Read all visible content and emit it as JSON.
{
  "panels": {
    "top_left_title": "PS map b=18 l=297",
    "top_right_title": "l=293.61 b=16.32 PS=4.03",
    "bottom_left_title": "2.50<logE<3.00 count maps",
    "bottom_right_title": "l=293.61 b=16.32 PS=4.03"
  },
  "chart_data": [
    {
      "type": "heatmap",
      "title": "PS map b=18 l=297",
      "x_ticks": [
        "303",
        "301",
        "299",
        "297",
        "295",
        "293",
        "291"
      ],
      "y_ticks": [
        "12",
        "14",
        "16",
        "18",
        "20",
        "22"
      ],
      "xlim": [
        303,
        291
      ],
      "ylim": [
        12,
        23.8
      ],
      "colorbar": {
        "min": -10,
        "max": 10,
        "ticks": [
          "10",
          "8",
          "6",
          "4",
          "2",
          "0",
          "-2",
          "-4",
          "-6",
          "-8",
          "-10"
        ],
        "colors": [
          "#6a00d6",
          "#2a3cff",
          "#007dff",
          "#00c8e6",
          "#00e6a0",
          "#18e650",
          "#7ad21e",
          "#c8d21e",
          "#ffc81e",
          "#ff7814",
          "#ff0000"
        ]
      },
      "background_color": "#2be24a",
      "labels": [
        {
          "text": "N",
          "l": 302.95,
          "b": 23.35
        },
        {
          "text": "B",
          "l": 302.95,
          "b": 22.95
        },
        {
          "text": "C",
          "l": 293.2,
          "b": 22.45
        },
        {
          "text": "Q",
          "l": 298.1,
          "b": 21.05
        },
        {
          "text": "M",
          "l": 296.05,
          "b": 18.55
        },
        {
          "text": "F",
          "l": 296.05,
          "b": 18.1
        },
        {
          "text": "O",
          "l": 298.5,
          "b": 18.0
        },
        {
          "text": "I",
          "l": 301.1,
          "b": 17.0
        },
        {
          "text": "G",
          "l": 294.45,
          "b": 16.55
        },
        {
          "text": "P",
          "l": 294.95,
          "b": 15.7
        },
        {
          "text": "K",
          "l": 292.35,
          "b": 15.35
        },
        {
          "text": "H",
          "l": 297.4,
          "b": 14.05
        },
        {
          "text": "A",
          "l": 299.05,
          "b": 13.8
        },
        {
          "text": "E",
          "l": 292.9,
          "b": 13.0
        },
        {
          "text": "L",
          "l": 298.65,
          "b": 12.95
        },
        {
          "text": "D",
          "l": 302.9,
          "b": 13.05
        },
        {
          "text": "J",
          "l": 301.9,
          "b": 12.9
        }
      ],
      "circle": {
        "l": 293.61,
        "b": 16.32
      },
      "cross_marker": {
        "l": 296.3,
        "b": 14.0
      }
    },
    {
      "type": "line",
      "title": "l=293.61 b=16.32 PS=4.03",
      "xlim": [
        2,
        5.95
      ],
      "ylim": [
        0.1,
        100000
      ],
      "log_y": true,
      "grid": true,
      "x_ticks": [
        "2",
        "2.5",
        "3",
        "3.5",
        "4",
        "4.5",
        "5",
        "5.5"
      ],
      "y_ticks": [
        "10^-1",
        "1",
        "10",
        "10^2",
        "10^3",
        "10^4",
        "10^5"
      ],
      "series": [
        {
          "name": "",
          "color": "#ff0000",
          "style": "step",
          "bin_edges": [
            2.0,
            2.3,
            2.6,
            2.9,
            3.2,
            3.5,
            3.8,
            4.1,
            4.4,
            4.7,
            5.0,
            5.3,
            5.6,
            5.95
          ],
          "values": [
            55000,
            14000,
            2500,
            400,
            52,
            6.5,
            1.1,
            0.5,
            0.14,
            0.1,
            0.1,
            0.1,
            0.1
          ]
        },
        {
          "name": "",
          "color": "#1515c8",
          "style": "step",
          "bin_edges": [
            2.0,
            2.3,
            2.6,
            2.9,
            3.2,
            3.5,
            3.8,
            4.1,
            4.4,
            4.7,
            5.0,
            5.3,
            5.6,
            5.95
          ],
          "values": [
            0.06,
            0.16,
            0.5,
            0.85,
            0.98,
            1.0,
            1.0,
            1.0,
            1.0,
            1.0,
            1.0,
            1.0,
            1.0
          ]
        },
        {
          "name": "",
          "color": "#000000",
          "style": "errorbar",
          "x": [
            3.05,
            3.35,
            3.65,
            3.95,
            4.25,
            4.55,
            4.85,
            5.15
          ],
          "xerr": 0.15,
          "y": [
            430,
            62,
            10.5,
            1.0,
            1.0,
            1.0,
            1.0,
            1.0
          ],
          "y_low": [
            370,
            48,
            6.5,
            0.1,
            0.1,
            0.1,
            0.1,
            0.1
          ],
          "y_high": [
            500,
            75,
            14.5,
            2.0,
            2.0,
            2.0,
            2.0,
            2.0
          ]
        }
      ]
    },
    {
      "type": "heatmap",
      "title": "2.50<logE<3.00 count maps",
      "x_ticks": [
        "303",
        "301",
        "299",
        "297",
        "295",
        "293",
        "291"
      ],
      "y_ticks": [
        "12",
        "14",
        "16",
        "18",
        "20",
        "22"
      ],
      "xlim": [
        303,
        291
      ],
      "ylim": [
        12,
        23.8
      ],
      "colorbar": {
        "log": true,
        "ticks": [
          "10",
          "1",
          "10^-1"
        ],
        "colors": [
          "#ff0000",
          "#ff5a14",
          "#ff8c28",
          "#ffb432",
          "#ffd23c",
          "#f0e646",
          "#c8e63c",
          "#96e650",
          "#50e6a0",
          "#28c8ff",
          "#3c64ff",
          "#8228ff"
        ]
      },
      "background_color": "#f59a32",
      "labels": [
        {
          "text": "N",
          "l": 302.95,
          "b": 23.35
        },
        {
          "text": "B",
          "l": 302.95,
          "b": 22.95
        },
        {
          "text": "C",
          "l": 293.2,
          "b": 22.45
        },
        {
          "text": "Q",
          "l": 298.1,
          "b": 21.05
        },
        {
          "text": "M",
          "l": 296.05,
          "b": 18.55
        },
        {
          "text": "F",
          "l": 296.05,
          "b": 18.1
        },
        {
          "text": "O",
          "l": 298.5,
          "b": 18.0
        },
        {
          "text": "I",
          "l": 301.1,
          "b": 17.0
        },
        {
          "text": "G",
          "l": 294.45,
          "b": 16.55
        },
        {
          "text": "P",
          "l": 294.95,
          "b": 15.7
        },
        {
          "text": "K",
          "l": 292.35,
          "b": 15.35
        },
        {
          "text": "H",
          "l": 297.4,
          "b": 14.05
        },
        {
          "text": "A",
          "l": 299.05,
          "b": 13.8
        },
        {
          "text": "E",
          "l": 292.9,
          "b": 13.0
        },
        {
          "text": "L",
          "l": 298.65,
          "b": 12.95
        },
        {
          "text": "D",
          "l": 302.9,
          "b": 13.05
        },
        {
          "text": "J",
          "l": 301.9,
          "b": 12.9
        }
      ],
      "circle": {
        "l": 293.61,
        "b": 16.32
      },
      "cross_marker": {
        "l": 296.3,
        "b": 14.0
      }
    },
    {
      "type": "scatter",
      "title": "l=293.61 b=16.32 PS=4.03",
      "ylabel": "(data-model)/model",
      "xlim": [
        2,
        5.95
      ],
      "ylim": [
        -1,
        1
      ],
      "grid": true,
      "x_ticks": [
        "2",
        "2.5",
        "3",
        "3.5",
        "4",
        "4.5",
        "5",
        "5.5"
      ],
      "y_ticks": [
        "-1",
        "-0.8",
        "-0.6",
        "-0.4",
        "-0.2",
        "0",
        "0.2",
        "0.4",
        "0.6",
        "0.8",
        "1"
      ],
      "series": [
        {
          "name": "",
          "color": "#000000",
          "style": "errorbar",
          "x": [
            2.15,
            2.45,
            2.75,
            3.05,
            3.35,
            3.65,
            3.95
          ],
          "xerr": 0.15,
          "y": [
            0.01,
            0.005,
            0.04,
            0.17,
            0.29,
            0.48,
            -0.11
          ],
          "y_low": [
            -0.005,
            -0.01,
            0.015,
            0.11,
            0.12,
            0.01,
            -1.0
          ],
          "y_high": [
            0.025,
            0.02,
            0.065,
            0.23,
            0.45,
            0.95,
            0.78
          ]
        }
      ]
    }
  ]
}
:::::
TASK REQUIREMENTS: Copy each line of the listing that contains the string "count".

RESULT:
    "bottom_left_title": "2.50<logE<3.00 count maps",
      "title": "2.50<logE<3.00 count maps",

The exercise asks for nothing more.